## What is required
In the entries below, count each line holding the word "Congress". Answer with the total alone.

##### Material provided #####

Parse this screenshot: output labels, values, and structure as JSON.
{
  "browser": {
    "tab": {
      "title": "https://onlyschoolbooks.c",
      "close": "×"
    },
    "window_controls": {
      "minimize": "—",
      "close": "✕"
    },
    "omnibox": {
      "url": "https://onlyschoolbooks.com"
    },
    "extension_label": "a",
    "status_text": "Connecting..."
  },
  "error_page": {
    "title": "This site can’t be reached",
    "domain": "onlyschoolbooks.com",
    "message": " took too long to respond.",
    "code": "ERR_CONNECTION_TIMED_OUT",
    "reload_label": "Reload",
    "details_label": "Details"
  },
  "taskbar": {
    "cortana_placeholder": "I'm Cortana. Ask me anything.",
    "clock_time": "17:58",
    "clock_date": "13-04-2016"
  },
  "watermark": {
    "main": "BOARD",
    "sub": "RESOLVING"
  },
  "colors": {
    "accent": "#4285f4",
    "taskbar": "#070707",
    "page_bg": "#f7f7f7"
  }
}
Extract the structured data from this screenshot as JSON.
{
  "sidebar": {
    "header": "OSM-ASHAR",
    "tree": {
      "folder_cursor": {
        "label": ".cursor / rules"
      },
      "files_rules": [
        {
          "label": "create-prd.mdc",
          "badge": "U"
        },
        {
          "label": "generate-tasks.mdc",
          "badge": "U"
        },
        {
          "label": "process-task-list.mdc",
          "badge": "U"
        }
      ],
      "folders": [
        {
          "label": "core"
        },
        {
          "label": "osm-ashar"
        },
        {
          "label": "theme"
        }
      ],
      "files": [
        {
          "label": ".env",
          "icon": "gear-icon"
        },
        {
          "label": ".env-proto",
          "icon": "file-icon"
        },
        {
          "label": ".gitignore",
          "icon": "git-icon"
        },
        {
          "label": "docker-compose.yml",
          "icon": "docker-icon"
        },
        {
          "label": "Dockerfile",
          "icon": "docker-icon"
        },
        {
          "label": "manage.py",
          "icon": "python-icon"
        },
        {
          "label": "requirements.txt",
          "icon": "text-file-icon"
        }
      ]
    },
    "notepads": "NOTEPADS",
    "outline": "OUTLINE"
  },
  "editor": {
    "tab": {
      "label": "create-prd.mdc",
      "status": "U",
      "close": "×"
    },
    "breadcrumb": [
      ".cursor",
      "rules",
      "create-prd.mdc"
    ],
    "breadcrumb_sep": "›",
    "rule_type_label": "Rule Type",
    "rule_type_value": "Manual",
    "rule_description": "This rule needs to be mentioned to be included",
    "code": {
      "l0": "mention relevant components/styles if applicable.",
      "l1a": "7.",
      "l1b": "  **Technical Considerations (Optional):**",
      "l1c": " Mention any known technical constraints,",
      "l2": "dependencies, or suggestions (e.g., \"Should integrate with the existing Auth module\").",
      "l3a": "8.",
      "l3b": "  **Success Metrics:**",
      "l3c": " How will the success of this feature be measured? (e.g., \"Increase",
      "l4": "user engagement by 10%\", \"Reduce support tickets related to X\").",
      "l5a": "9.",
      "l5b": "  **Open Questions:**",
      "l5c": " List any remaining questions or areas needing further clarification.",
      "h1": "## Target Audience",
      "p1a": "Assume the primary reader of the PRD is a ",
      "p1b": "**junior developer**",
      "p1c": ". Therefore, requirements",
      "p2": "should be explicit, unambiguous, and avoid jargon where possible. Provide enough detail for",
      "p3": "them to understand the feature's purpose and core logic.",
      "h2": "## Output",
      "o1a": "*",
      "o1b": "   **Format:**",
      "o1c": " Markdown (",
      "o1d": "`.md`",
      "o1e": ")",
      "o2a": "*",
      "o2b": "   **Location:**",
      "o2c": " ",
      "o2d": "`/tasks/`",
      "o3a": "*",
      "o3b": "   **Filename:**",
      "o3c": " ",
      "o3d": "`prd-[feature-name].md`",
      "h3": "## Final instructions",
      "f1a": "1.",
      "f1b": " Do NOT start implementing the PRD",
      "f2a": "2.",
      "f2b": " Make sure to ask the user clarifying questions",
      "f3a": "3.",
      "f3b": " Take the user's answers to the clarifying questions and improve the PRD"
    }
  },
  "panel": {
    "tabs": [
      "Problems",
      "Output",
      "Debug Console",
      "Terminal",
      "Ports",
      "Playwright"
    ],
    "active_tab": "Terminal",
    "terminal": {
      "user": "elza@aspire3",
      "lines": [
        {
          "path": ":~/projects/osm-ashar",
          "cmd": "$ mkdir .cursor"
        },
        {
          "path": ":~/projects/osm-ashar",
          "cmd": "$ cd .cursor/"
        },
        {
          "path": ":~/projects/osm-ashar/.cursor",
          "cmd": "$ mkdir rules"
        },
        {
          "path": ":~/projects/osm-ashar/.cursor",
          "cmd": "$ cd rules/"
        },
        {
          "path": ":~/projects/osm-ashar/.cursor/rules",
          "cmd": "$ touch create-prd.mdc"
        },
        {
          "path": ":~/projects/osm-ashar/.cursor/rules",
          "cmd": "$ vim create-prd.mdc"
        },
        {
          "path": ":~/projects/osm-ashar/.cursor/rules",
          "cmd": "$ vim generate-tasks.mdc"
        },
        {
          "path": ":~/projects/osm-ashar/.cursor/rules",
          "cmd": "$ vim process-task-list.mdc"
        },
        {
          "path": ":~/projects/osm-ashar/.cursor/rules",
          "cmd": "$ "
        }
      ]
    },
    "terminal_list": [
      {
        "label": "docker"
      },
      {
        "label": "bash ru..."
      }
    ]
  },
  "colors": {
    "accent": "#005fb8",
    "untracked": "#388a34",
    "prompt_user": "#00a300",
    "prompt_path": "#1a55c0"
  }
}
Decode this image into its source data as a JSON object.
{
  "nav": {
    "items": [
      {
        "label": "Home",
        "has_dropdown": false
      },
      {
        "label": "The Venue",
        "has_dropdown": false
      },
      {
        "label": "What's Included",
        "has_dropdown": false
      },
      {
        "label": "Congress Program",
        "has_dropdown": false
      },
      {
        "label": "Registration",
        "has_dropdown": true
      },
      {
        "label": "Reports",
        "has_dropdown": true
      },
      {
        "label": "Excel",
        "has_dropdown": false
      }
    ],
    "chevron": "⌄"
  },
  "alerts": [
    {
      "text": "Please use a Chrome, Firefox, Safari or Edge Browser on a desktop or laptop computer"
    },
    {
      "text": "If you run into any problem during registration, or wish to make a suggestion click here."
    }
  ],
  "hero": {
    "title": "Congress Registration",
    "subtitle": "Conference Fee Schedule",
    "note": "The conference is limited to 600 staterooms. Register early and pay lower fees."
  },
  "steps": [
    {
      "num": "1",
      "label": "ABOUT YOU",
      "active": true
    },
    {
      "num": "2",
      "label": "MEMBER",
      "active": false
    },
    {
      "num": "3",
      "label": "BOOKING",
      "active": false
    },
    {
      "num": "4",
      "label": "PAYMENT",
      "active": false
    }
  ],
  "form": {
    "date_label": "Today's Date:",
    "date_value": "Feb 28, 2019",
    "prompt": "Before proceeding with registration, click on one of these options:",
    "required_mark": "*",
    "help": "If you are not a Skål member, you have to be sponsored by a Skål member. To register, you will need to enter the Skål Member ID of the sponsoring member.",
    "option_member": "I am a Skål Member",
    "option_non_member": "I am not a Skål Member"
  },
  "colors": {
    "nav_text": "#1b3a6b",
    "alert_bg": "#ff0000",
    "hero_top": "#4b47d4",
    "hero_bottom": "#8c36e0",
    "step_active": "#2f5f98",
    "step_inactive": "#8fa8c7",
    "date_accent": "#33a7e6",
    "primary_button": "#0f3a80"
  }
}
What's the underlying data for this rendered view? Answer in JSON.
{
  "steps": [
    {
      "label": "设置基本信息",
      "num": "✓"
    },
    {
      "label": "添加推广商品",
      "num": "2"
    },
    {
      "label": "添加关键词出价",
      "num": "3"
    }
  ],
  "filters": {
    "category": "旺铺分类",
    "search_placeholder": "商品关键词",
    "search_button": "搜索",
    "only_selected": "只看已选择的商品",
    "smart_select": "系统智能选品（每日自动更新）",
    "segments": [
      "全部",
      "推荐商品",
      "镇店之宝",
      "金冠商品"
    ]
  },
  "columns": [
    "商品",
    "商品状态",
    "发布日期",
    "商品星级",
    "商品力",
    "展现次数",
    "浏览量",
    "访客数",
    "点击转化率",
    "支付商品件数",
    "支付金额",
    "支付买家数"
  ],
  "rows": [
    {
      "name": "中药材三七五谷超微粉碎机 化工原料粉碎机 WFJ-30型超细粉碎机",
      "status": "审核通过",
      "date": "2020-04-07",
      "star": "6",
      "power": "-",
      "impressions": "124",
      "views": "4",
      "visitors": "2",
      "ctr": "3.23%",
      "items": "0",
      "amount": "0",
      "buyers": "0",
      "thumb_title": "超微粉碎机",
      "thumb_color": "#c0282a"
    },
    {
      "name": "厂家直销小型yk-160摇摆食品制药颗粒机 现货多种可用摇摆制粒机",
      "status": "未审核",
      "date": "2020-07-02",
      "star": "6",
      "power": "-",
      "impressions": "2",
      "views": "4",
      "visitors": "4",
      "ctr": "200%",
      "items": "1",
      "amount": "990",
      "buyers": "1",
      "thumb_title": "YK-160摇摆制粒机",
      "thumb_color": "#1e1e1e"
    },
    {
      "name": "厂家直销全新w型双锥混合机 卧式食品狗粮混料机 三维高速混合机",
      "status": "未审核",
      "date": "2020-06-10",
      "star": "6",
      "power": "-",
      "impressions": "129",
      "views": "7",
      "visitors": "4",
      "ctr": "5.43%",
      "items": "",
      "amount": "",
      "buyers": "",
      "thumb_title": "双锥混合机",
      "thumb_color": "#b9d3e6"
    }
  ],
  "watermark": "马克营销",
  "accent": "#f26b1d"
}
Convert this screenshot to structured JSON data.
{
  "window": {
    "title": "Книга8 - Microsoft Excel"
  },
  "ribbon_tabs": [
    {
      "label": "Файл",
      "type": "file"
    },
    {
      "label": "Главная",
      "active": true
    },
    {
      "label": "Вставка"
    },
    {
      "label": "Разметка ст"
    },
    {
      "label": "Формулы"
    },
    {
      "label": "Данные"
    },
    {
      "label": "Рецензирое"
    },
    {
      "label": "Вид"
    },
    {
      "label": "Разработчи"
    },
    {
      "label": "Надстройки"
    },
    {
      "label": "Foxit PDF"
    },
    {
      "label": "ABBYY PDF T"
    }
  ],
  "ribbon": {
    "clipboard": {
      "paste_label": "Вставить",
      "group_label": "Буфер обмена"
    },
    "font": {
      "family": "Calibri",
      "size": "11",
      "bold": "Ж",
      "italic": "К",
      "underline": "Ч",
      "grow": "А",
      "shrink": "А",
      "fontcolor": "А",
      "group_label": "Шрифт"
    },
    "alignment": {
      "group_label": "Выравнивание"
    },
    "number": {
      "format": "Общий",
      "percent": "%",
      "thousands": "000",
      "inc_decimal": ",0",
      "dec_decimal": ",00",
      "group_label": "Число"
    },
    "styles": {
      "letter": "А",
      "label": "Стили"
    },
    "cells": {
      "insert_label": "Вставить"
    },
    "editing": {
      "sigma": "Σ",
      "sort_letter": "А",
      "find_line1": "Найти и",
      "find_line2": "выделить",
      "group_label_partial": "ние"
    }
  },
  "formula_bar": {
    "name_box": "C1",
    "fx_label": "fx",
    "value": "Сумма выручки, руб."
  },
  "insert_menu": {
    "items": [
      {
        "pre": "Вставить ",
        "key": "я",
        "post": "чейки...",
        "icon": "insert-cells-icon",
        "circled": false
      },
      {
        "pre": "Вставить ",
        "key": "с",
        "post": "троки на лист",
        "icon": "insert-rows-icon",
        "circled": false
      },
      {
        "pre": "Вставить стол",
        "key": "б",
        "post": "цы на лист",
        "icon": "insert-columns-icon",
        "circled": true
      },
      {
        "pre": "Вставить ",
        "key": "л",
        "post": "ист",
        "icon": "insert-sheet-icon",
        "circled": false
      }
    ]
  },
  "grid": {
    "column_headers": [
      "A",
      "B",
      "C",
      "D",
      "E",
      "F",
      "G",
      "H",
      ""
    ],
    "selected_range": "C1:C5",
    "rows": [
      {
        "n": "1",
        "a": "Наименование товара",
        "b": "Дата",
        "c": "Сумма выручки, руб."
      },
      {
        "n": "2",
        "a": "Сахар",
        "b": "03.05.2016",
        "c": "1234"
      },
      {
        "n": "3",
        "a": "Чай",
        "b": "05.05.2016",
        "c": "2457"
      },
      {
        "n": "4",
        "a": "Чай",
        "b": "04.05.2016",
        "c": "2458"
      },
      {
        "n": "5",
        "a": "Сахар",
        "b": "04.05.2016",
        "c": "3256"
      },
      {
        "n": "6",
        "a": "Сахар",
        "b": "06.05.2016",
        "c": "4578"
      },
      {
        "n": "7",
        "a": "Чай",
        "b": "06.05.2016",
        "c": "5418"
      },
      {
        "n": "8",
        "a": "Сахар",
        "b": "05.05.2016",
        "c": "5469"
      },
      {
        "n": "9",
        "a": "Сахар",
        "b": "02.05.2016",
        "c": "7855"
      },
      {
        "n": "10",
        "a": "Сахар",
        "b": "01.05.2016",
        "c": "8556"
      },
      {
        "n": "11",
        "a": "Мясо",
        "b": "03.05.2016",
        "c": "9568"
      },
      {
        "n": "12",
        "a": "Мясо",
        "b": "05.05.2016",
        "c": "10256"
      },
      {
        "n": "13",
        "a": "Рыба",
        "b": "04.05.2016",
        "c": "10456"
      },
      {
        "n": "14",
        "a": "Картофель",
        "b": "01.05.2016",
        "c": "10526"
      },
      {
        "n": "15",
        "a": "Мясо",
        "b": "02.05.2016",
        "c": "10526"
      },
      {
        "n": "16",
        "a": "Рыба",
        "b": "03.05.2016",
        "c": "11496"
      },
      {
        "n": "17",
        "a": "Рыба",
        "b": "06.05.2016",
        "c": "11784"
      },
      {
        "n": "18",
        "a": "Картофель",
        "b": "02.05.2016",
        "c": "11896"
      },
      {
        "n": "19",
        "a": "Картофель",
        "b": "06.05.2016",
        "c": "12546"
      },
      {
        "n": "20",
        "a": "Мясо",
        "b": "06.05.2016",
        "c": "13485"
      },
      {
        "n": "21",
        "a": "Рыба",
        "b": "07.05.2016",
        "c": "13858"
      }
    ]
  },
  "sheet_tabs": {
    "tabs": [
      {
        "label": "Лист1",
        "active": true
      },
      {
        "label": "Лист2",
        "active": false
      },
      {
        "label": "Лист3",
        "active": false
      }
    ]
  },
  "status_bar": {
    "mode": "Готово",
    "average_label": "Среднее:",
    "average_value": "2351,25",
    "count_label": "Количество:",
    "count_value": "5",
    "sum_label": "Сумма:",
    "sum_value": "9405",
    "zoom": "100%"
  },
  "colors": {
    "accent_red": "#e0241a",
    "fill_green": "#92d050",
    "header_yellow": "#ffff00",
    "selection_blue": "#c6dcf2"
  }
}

#####

## Solution
2